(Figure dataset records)
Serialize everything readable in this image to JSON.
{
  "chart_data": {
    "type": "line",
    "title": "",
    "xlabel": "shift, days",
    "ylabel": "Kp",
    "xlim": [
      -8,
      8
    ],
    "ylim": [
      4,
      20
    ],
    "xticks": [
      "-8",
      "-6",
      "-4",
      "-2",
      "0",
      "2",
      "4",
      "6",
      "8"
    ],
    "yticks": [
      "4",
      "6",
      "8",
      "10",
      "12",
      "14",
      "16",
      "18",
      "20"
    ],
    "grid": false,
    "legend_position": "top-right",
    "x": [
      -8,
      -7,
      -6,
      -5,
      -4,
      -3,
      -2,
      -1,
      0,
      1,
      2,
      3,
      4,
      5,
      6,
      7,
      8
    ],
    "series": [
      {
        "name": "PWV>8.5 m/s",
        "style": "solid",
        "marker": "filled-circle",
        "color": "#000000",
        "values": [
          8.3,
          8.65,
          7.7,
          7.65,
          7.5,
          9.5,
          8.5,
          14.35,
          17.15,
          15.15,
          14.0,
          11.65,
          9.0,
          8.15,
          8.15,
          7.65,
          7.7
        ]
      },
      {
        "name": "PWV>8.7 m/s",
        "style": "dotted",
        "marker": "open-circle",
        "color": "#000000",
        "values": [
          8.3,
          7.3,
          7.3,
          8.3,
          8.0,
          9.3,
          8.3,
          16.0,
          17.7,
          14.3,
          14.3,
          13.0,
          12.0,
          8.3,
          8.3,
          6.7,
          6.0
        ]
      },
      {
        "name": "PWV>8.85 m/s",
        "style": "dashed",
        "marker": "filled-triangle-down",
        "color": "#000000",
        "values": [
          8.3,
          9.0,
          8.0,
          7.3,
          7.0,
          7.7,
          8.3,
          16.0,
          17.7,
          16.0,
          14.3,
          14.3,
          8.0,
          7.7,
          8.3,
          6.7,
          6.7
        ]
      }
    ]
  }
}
* * *
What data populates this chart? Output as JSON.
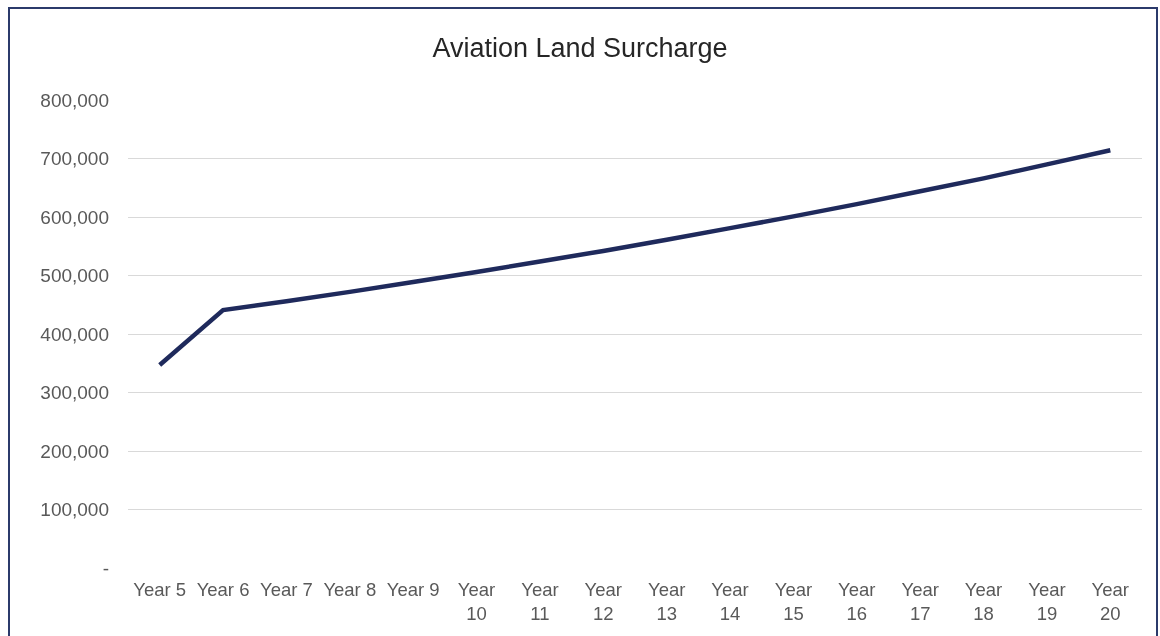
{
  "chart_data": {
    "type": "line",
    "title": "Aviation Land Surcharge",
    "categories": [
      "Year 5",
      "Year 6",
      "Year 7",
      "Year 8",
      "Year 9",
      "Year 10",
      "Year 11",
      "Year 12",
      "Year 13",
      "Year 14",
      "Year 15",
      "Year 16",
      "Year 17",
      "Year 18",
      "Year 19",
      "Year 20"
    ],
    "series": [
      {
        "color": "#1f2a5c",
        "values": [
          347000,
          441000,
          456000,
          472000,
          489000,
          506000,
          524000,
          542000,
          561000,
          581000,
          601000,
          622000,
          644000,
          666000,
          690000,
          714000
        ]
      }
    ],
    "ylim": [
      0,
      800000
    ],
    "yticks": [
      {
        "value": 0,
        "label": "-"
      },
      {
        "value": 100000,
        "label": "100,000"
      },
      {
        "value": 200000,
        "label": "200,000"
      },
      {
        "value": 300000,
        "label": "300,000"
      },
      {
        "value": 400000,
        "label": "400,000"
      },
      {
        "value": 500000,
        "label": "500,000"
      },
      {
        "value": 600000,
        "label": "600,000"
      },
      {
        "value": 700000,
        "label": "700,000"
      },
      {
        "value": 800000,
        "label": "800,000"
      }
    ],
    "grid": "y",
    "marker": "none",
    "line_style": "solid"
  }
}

§ **DIRECTIONS**: In the listing above, find each line with the word "this" and copy it.

§ **RESULT**:
Serialize everything readable in this image to JSON.
What data populates this chart? Output as JSON.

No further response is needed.